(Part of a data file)
## begin
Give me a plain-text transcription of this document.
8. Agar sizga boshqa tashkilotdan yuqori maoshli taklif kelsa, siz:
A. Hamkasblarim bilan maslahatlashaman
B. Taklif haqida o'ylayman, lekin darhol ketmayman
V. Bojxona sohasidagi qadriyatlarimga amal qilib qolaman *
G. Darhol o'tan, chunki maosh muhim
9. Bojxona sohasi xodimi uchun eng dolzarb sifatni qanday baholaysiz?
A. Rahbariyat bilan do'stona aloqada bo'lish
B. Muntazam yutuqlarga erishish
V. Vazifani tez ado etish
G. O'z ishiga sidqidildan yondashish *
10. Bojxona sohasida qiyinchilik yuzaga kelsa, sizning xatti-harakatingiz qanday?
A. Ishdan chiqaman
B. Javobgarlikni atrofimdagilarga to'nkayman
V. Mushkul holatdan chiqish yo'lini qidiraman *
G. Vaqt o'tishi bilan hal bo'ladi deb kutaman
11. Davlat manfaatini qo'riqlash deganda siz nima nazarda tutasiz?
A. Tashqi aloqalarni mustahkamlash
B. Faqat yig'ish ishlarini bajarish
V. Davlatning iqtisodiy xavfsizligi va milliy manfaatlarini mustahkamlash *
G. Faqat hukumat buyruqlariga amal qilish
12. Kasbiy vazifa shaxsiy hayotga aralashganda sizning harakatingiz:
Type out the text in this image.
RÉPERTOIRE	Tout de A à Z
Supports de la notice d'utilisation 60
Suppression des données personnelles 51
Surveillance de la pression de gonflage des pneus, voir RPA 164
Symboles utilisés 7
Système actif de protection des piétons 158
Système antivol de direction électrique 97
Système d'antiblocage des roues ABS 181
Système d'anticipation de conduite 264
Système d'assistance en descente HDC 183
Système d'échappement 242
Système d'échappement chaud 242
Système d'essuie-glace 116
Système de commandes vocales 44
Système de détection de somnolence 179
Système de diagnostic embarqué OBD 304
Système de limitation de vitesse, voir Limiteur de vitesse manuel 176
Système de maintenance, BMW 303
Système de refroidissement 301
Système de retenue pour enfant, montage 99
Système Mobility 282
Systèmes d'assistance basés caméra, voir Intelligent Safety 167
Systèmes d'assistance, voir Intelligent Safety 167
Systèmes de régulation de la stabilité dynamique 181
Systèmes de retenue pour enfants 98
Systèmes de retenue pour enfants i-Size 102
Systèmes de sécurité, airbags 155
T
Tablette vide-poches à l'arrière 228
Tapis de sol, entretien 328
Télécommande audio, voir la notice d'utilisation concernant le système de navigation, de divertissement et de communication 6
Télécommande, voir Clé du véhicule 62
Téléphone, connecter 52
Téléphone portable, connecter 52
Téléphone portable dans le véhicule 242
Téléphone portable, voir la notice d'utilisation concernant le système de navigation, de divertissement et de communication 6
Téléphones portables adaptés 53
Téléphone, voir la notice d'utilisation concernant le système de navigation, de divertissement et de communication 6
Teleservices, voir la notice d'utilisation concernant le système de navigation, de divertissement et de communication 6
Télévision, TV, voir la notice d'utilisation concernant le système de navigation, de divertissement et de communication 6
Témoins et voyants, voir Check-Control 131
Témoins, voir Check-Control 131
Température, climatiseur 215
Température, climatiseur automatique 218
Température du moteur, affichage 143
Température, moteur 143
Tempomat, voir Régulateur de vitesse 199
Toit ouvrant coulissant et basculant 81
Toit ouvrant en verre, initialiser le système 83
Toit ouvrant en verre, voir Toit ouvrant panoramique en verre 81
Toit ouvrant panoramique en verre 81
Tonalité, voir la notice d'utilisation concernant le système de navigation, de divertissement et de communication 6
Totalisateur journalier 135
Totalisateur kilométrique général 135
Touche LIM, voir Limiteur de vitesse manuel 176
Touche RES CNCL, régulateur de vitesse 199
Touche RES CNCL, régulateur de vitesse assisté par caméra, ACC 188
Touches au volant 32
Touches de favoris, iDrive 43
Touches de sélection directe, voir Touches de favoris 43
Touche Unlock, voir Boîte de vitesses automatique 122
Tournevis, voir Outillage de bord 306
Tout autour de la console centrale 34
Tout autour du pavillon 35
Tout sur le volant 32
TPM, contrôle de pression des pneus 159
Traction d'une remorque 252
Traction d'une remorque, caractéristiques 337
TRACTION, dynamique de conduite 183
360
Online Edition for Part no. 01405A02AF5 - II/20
## end
Where a line of the records above holds the word "favoris", copy that line.

* Response to this task
Touches de favoris, iDrive 43
Touches de sélection directe, voir Touches de favoris 43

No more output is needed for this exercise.